*RAW RECORDS*
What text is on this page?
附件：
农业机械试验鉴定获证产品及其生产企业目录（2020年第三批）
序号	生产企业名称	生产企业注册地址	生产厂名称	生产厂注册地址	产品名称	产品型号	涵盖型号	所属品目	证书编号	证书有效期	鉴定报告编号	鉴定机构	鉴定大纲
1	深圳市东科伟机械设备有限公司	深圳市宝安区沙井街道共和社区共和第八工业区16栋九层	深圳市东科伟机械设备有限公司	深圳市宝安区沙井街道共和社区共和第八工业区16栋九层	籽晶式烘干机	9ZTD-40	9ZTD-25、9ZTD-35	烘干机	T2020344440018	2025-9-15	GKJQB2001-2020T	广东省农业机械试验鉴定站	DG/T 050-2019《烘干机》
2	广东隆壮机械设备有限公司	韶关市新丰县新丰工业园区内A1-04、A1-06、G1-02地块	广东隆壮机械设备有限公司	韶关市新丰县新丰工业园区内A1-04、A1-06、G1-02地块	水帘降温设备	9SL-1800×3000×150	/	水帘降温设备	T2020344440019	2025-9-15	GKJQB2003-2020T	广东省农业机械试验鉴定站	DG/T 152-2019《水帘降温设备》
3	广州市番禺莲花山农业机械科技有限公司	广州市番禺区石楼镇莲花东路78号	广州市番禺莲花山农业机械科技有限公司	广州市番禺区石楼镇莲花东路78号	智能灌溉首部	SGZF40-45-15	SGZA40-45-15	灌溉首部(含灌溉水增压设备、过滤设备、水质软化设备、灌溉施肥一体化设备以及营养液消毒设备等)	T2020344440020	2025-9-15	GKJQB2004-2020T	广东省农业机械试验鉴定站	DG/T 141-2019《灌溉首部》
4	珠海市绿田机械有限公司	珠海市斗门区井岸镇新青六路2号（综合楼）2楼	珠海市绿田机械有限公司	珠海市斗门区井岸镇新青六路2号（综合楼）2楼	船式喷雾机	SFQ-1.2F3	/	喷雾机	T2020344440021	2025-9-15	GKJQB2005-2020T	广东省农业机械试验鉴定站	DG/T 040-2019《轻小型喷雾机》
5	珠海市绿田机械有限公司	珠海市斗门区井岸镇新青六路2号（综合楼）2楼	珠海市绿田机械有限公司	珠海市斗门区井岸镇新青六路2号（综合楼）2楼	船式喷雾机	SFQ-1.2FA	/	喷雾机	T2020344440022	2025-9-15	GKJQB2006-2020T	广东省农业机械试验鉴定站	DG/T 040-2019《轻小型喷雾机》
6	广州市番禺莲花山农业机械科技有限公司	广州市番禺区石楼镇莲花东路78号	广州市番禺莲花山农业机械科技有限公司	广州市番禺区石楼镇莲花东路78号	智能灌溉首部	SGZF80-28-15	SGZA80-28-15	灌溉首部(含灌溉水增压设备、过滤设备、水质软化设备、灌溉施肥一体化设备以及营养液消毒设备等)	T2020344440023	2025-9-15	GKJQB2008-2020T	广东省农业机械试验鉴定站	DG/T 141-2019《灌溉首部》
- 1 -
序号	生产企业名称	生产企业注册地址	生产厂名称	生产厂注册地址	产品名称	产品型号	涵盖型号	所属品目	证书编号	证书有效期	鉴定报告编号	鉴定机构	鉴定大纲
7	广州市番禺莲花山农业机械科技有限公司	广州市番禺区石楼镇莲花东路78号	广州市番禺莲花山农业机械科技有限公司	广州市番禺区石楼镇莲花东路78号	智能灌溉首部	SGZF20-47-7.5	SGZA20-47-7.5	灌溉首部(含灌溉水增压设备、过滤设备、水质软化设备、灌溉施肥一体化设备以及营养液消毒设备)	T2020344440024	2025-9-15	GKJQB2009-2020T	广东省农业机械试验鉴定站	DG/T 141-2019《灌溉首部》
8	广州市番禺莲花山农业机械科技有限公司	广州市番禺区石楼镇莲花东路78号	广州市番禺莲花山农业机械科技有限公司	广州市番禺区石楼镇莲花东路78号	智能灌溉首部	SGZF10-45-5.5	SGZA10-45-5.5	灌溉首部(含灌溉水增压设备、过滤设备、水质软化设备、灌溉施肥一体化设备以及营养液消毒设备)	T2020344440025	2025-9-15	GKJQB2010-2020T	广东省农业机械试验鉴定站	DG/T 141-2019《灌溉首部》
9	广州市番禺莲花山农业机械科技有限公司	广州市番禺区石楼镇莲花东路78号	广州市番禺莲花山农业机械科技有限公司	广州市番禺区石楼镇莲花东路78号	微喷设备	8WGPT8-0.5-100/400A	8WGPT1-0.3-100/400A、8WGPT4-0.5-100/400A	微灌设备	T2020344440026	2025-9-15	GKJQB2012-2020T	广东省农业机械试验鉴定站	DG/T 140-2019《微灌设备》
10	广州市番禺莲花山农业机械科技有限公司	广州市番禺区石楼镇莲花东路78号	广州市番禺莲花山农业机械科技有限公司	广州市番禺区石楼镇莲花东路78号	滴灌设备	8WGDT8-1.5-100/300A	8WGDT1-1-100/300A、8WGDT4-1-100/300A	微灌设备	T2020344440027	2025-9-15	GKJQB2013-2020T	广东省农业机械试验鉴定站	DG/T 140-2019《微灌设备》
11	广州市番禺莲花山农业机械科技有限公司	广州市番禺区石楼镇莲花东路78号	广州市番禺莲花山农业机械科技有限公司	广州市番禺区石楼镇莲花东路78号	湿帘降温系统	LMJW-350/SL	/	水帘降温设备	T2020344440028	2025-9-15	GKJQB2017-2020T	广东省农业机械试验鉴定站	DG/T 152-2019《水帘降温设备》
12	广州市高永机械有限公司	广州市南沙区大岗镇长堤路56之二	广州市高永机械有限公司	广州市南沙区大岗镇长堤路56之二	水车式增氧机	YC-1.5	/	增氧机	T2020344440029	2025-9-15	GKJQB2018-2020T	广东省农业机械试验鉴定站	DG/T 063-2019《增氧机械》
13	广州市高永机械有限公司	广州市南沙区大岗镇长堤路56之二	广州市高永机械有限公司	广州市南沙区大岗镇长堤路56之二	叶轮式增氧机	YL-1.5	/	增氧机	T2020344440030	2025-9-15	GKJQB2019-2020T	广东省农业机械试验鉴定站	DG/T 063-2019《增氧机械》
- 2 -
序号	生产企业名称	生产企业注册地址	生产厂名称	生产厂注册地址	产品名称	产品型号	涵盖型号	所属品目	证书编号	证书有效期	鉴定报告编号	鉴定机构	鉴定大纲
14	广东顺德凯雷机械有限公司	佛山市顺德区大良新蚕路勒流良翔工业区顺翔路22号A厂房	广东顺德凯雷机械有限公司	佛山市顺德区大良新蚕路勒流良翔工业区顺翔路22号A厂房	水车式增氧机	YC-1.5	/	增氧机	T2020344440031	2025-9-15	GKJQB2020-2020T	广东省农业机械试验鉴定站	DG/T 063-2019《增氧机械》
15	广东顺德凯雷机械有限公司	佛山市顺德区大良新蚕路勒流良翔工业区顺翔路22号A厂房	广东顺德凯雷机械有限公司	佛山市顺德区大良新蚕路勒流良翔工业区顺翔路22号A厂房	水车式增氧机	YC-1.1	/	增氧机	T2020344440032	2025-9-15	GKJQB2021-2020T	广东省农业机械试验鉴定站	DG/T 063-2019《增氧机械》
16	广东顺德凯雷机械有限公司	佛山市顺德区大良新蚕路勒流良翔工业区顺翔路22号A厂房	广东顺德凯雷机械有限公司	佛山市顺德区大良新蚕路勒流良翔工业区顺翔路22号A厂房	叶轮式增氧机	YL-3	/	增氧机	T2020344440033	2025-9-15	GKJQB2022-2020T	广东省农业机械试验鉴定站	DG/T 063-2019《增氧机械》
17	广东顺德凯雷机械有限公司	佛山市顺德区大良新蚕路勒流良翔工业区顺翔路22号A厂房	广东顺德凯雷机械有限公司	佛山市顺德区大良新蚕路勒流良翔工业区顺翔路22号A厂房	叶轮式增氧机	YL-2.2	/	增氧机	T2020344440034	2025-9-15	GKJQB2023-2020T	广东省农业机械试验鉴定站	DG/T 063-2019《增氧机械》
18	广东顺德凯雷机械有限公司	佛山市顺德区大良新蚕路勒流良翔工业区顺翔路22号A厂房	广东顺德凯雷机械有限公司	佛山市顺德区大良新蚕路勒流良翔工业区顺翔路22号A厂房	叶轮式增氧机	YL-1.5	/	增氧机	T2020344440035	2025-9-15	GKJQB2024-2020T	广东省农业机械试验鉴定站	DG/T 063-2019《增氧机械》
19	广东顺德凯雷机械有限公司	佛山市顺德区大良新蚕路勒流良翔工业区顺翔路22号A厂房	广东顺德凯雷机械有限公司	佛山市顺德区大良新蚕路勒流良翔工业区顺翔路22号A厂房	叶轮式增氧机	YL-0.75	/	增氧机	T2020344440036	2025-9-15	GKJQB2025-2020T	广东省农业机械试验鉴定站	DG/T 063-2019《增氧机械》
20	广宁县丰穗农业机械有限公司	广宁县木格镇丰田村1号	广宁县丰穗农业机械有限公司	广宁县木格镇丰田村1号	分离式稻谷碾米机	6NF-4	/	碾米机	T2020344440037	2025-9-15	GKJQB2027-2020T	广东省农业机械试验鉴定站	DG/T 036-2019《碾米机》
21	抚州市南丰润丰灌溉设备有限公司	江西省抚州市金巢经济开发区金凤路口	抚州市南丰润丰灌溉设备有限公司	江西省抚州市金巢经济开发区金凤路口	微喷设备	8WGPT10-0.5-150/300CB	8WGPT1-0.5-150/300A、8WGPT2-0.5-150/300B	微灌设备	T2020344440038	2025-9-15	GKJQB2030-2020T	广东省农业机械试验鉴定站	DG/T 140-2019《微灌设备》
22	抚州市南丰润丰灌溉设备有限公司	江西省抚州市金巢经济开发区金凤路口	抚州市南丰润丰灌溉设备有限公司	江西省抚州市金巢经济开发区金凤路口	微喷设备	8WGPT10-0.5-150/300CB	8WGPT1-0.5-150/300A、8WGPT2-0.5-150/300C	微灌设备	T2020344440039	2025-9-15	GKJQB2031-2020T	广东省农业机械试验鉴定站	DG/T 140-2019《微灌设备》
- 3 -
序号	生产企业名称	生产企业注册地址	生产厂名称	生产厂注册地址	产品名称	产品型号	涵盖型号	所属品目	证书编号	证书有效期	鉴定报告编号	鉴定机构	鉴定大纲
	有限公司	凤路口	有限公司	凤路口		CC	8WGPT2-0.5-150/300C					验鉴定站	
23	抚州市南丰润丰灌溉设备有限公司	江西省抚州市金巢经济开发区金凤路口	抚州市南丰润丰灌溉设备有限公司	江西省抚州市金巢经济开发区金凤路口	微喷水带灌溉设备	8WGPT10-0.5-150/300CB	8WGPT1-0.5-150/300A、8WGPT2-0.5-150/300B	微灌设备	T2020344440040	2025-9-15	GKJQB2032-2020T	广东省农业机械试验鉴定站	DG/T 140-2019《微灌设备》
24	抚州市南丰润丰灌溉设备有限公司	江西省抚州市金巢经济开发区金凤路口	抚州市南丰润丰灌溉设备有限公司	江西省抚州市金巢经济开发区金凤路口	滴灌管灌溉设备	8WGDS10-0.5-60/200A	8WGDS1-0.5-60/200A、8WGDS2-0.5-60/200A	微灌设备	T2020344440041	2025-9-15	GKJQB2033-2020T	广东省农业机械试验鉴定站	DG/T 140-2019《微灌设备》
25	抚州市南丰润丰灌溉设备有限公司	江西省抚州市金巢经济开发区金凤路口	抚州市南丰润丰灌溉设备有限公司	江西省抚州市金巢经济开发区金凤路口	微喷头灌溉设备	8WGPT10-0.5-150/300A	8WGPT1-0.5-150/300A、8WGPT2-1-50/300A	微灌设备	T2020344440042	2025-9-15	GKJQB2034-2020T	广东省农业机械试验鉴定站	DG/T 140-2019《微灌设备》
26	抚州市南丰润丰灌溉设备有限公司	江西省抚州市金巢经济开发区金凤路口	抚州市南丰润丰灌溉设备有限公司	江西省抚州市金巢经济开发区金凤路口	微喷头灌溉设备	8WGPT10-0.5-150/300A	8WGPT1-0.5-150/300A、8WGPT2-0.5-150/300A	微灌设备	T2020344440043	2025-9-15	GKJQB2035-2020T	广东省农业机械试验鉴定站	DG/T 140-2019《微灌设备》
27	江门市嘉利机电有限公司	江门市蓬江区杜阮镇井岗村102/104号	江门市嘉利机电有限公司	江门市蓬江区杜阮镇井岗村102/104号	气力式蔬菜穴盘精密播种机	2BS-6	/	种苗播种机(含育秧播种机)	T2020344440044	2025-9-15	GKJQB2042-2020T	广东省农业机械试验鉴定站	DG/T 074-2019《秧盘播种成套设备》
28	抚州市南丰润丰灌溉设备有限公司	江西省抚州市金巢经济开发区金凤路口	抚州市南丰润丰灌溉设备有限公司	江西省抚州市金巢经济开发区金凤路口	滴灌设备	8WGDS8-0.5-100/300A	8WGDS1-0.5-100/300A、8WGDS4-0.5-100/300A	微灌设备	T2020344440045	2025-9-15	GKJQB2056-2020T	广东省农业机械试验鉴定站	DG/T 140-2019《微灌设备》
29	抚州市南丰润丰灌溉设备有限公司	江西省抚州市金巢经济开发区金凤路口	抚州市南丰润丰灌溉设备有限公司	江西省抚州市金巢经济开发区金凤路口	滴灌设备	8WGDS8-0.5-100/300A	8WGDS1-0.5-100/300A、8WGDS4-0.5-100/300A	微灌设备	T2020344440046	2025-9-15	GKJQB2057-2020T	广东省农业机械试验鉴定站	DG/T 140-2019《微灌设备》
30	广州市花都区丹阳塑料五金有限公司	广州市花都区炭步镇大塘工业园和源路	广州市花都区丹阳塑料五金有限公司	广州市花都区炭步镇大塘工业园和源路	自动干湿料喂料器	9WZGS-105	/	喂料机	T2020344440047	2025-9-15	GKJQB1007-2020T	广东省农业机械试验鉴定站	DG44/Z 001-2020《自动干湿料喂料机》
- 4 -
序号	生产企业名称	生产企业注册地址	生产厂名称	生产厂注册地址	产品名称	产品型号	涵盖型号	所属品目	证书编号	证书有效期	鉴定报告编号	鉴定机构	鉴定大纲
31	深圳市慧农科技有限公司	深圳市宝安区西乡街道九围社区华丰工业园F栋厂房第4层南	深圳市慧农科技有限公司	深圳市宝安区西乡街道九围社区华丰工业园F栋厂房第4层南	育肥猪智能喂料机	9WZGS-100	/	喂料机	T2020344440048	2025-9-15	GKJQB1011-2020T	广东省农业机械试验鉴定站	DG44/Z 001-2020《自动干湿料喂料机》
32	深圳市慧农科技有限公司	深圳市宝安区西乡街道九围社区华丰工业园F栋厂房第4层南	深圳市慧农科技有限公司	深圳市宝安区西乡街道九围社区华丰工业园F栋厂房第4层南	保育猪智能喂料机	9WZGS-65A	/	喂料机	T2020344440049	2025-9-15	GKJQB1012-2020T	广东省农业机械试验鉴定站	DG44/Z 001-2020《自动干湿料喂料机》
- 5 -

*GOAL*
Pull out every line of the records above that contains the word "过滤设备".

*EXERCISE OUTPUT*
3	广州市番禺莲花山农业机械科技有限公司	广州市番禺区石楼镇莲花东路78号	广州市番禺莲花山农业机械科技有限公司	广州市番禺区石楼镇莲花东路78号	智能灌溉首部	SGZF40-45-15	SGZA40-45-15	灌溉首部(含灌溉水增压设备、过滤设备、水质软化设备、灌溉施肥一体化设备以及营养液消毒设备等)	T2020344440020	2025-9-15	GKJQB2004-2020T	广东省农业机械试验鉴定站	DG/T 141-2019《灌溉首部》
6	广州市番禺莲花山农业机械科技有限公司	广州市番禺区石楼镇莲花东路78号	广州市番禺莲花山农业机械科技有限公司	广州市番禺区石楼镇莲花东路78号	智能灌溉首部	SGZF80-28-15	SGZA80-28-15	灌溉首部(含灌溉水增压设备、过滤设备、水质软化设备、灌溉施肥一体化设备以及营养液消毒设备等)	T2020344440023	2025-9-15	GKJQB2008-2020T	广东省农业机械试验鉴定站	DG/T 141-2019《灌溉首部》
7	广州市番禺莲花山农业机械科技有限公司	广州市番禺区石楼镇莲花东路78号	广州市番禺莲花山农业机械科技有限公司	广州市番禺区石楼镇莲花东路78号	智能灌溉首部	SGZF20-47-7.5	SGZA20-47-7.5	灌溉首部(含灌溉水增压设备、过滤设备、水质软化设备、灌溉施肥一体化设备以及营养液消毒设备)	T2020344440024	2025-9-15	GKJQB2009-2020T	广东省农业机械试验鉴定站	DG/T 141-2019《灌溉首部》
8	广州市番禺莲花山农业机械科技有限公司	广州市番禺区石楼镇莲花东路78号	广州市番禺莲花山农业机械科技有限公司	广州市番禺区石楼镇莲花东路78号	智能灌溉首部	SGZF10-45-5.5	SGZA10-45-5.5	灌溉首部(含灌溉水增压设备、过滤设备、水质软化设备、灌溉施肥一体化设备以及营养液消毒设备)	T2020344440025	2025-9-15	GKJQB2010-2020T	广东省农业机械试验鉴定站	DG/T 141-2019《灌溉首部》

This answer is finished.